EXERCISE OBJECTIVE >>
Gather every line that includes the word "correlation", please.

EXERCISE INPUTS >>
□ □ □

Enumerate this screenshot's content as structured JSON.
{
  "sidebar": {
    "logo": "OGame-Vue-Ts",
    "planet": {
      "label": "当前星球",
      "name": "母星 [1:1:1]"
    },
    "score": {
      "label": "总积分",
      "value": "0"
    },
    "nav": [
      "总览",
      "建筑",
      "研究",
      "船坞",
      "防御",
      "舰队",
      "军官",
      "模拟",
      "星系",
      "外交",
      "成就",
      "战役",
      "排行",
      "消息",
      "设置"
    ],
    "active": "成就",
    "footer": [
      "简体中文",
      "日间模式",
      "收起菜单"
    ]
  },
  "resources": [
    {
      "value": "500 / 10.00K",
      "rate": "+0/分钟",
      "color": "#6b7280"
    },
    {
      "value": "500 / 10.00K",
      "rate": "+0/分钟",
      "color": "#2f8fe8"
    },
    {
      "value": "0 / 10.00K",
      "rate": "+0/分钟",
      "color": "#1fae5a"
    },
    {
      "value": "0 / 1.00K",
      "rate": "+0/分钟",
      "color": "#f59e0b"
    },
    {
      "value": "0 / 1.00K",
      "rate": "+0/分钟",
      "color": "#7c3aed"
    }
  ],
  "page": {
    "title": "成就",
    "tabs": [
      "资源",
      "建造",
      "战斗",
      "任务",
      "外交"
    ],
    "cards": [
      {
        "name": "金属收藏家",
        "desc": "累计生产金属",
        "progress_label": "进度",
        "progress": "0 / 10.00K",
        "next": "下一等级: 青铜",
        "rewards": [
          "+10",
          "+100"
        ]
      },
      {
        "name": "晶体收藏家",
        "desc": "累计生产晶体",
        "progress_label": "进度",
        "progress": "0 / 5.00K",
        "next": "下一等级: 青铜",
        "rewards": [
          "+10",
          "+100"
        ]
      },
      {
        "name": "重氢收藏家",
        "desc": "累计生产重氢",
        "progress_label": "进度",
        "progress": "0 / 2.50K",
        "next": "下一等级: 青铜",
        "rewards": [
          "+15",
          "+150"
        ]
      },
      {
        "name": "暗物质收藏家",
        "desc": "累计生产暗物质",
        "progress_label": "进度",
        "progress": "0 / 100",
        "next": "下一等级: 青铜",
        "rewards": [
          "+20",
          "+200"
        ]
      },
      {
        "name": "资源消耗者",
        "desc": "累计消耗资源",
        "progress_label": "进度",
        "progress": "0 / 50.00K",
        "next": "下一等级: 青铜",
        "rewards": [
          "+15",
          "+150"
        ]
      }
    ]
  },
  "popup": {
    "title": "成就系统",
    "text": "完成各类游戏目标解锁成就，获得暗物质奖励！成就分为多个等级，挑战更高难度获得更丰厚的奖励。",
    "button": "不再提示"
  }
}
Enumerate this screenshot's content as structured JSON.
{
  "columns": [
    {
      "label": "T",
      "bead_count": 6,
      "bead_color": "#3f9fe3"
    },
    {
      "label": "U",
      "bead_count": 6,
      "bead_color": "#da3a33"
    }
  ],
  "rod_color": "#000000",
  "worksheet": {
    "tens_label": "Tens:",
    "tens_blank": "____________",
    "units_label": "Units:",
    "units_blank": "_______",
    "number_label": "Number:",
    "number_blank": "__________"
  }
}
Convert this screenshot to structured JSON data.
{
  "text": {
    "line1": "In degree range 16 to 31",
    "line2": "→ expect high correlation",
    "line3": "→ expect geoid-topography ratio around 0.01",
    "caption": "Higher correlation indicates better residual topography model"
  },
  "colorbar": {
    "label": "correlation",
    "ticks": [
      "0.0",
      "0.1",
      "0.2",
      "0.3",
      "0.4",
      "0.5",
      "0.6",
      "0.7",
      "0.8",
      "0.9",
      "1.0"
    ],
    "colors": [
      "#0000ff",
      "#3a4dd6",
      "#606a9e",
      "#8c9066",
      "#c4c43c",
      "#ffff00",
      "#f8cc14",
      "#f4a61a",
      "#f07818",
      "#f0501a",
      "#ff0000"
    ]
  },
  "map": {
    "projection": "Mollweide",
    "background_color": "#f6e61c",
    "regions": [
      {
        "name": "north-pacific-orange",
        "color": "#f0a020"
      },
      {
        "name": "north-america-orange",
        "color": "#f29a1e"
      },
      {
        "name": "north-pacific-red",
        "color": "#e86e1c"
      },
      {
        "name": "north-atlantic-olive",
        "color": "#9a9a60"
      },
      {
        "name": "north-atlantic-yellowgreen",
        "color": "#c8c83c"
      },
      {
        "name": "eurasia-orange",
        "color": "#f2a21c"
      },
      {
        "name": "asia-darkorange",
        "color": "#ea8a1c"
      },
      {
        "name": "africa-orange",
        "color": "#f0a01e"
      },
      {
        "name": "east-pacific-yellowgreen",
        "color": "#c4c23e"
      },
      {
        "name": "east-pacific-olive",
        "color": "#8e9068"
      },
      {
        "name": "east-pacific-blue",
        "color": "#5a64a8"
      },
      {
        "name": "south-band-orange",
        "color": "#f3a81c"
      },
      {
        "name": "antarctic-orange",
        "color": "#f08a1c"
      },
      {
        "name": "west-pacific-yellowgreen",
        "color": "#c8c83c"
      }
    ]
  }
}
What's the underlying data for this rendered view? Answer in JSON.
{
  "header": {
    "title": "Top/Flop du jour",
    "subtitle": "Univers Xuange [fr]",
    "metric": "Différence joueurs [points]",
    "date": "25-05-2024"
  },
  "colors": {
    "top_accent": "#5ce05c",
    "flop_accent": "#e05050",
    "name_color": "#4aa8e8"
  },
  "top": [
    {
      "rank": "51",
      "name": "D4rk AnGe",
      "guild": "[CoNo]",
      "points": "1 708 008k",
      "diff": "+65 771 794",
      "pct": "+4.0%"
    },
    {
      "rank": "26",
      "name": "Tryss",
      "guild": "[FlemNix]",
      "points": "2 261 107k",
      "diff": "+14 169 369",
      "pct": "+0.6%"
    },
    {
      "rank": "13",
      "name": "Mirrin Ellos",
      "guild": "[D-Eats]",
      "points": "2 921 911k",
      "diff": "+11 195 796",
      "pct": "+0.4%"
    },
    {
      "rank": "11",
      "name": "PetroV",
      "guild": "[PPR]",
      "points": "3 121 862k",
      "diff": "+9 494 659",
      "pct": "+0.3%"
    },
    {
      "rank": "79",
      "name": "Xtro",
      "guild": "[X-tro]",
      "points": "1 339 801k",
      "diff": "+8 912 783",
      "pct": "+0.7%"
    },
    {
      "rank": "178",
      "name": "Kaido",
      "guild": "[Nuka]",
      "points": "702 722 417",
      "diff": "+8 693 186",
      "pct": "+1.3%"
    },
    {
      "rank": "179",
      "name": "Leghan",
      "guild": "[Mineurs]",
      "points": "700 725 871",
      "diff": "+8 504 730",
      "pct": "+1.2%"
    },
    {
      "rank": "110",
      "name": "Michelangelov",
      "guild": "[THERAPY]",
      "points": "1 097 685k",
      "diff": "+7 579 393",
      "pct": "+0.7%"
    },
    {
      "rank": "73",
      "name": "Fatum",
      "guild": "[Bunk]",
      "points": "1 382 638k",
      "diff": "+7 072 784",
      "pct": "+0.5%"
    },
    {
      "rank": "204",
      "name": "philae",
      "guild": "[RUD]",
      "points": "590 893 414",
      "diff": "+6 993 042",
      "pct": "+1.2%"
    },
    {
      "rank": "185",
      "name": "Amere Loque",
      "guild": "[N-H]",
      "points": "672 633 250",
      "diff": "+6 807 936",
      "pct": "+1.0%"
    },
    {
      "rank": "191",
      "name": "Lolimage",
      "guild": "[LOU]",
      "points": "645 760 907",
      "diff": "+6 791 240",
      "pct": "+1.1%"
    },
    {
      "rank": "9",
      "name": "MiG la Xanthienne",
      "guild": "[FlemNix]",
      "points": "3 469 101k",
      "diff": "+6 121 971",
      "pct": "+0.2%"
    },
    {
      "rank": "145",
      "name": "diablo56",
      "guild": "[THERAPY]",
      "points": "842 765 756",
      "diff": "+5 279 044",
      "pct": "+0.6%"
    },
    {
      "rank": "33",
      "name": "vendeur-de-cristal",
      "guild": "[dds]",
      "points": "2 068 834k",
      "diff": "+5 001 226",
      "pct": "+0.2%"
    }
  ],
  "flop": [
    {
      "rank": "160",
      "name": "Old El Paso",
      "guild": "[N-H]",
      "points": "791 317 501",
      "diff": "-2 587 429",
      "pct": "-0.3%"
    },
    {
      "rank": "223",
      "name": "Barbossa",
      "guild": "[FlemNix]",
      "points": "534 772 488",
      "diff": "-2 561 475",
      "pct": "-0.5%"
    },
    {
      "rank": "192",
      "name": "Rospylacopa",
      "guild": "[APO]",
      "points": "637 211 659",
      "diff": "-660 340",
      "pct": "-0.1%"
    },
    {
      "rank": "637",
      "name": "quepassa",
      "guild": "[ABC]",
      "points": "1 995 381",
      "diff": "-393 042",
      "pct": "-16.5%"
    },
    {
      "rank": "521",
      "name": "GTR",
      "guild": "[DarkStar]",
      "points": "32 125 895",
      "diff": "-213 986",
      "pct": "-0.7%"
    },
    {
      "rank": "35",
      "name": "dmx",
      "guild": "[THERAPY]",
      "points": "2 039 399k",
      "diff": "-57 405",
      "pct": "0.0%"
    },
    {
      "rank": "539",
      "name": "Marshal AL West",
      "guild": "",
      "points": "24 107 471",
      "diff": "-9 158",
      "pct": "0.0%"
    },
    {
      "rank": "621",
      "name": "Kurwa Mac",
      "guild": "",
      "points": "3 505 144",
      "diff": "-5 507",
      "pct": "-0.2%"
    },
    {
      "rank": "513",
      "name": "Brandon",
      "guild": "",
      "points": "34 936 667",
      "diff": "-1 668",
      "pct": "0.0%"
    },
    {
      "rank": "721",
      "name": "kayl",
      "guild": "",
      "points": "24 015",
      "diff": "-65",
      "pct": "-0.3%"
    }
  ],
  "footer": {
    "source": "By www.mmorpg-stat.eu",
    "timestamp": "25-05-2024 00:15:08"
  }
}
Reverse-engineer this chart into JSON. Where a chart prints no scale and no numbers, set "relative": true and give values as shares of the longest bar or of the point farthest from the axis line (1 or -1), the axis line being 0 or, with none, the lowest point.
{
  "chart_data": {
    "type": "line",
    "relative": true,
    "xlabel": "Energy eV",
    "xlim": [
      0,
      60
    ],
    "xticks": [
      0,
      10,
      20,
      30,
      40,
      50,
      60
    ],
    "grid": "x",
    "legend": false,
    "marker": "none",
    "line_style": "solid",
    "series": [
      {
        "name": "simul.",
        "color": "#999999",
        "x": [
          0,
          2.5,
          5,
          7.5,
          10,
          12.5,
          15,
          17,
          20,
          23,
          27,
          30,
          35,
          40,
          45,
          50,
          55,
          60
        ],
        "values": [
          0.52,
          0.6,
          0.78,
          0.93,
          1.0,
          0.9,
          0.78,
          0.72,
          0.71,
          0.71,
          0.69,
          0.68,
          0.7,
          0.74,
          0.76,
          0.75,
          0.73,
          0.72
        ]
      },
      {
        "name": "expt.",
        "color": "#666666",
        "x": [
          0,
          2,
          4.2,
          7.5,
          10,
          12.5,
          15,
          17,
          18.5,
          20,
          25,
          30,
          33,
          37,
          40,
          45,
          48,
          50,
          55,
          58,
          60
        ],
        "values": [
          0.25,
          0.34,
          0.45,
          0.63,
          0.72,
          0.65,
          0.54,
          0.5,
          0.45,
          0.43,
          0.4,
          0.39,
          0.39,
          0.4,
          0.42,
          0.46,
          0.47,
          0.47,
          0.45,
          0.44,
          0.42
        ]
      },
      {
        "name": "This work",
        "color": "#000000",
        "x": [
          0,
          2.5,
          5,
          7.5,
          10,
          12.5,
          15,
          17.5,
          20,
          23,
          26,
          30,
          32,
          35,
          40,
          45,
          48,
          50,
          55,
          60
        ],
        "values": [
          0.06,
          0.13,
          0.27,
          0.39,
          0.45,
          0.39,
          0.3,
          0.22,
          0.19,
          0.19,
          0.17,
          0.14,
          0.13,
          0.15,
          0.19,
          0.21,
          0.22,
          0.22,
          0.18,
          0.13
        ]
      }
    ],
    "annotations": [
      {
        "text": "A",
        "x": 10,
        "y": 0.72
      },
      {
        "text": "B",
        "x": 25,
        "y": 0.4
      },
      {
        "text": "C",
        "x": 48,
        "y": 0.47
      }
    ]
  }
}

□ □ □

SOLUTION FOR THIS TASK >>
    "line2": "→ expect high correlation",
    "caption": "Higher correlation indicates better residual topography model"
    "label": "correlation",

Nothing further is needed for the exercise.